[SUPPLIED RECORDS start]

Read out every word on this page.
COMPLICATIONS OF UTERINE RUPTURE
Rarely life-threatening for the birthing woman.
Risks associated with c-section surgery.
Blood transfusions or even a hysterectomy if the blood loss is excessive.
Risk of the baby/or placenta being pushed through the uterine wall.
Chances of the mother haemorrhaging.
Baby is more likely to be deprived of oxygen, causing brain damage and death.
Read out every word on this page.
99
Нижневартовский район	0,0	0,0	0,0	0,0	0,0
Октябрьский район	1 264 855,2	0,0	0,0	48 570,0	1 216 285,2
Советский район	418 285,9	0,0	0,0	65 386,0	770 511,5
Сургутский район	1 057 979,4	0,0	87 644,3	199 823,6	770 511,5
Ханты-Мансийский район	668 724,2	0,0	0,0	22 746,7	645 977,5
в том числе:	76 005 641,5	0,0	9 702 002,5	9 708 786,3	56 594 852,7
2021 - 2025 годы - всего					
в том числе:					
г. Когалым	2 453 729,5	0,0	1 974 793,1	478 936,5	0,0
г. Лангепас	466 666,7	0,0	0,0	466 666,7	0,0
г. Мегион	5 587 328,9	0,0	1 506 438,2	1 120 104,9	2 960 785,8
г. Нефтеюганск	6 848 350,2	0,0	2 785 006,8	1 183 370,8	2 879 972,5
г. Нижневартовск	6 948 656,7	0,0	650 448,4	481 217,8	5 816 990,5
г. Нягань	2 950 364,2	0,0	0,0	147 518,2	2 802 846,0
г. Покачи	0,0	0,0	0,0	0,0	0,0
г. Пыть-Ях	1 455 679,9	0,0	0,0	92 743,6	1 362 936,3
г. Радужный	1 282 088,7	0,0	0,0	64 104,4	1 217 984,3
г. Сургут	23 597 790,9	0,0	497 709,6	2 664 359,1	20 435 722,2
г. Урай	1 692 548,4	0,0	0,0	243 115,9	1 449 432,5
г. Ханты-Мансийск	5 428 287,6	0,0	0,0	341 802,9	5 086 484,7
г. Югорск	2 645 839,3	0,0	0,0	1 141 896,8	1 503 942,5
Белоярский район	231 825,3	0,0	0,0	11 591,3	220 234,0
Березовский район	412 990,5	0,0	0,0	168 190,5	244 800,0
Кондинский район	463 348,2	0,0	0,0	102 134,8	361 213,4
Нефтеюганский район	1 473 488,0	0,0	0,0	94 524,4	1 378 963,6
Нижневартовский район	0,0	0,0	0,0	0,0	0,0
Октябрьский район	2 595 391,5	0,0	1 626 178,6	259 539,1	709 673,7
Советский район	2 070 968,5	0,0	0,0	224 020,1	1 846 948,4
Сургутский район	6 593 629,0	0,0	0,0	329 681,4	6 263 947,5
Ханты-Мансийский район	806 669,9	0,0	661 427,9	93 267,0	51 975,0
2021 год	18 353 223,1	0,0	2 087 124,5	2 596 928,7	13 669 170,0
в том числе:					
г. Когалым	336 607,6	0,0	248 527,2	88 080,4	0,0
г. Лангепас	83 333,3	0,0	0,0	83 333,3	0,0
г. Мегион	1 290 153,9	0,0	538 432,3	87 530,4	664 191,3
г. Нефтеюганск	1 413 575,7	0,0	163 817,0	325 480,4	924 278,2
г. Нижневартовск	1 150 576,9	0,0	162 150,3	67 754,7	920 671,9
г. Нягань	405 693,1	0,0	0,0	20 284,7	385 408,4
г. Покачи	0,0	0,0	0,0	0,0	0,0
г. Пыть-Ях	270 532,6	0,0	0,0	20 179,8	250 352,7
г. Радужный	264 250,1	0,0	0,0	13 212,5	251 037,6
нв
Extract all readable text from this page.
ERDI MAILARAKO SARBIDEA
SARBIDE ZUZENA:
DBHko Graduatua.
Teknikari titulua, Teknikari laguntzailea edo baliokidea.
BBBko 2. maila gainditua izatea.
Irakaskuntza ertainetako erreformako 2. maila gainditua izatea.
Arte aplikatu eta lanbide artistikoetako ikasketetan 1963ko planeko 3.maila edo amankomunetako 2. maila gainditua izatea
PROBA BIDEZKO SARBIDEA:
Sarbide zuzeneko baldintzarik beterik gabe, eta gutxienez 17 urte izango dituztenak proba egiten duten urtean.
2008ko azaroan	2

[SUPPLIED RECORDS end]

From the preceding material, extract every line exactly.

Read out every word on this page.
COMPLICATIONS OF UTERINE RUPTURE
Rarely life-threatening for the birthing woman.
Risks associated with c-section surgery.
Blood transfusions or even a hysterectomy if the blood loss is excessive.
Risk of the baby/or placenta being pushed through the uterine wall.
Chances of the mother haemorrhaging.
Baby is more likely to be deprived of oxygen, causing brain damage and death.
Read out every word on this page.
99
Нижневартовский район	0,0	0,0	0,0	0,0	0,0
Октябрьский район	1 264 855,2	0,0	0,0	48 570,0	1 216 285,2
Советский район	418 285,9	0,0	0,0	65 386,0	770 511,5
Сургутский район	1 057 979,4	0,0	87 644,3	199 823,6	770 511,5
Ханты-Мансийский район	668 724,2	0,0	0,0	22 746,7	645 977,5
в том числе:	76 005 641,5	0,0	9 702 002,5	9 708 786,3	56 594 852,7
2021 - 2025 годы - всего					
в том числе:					
г. Когалым	2 453 729,5	0,0	1 974 793,1	478 936,5	0,0
г. Лангепас	466 666,7	0,0	0,0	466 666,7	0,0
г. Мегион	5 587 328,9	0,0	1 506 438,2	1 120 104,9	2 960 785,8
г. Нефтеюганск	6 848 350,2	0,0	2 785 006,8	1 183 370,8	2 879 972,5
г. Нижневартовск	6 948 656,7	0,0	650 448,4	481 217,8	5 816 990,5
г. Нягань	2 950 364,2	0,0	0,0	147 518,2	2 802 846,0
г. Покачи	0,0	0,0	0,0	0,0	0,0
г. Пыть-Ях	1 455 679,9	0,0	0,0	92 743,6	1 362 936,3
г. Радужный	1 282 088,7	0,0	0,0	64 104,4	1 217 984,3
г. Сургут	23 597 790,9	0,0	497 709,6	2 664 359,1	20 435 722,2
г. Урай	1 692 548,4	0,0	0,0	243 115,9	1 449 432,5
г. Ханты-Мансийск	5 428 287,6	0,0	0,0	341 802,9	5 086 484,7
г. Югорск	2 645 839,3	0,0	0,0	1 141 896,8	1 503 942,5
Белоярский район	231 825,3	0,0	0,0	11 591,3	220 234,0
Березовский район	412 990,5	0,0	0,0	168 190,5	244 800,0
Кондинский район	463 348,2	0,0	0,0	102 134,8	361 213,4
Нефтеюганский район	1 473 488,0	0,0	0,0	94 524,4	1 378 963,6
Нижневартовский район	0,0	0,0	0,0	0,0	0,0
Октябрьский район	2 595 391,5	0,0	1 626 178,6	259 539,1	709 673,7
Советский район	2 070 968,5	0,0	0,0	224 020,1	1 846 948,4
Сургутский район	6 593 629,0	0,0	0,0	329 681,4	6 263 947,5
Ханты-Мансийский район	806 669,9	0,0	661 427,9	93 267,0	51 975,0
2021 год	18 353 223,1	0,0	2 087 124,5	2 596 928,7	13 669 170,0
в том числе:					
г. Когалым	336 607,6	0,0	248 527,2	88 080,4	0,0
г. Лангепас	83 333,3	0,0	0,0	83 333,3	0,0
г. Мегион	1 290 153,9	0,0	538 432,3	87 530,4	664 191,3
г. Нефтеюганск	1 413 575,7	0,0	163 817,0	325 480,4	924 278,2
г. Нижневартовск	1 150 576,9	0,0	162 150,3	67 754,7	920 671,9
г. Нягань	405 693,1	0,0	0,0	20 284,7	385 408,4
г. Покачи	0,0	0,0	0,0	0,0	0,0
г. Пыть-Ях	270 532,6	0,0	0,0	20 179,8	250 352,7
г. Радужный	264 250,1	0,0	0,0	13 212,5	251 037,6
нв
Extract all readable text from this page.
ERDI MAILARAKO SARBIDEA
SARBIDE ZUZENA:
DBHko Graduatua.
Teknikari titulua, Teknikari laguntzailea edo baliokidea.
BBBko 2. maila gainditua izatea.
Irakaskuntza ertainetako erreformako 2. maila gainditua izatea.
Arte aplikatu eta lanbide artistikoetako ikasketetan 1963ko planeko 3.maila edo amankomunetako 2. maila gainditua izatea
PROBA BIDEZKO SARBIDEA:
Sarbide zuzeneko baldintzarik beterik gabe, eta gutxienez 17 urte izango dituztenak proba egiten duten urtean.
2008ko azaroan	2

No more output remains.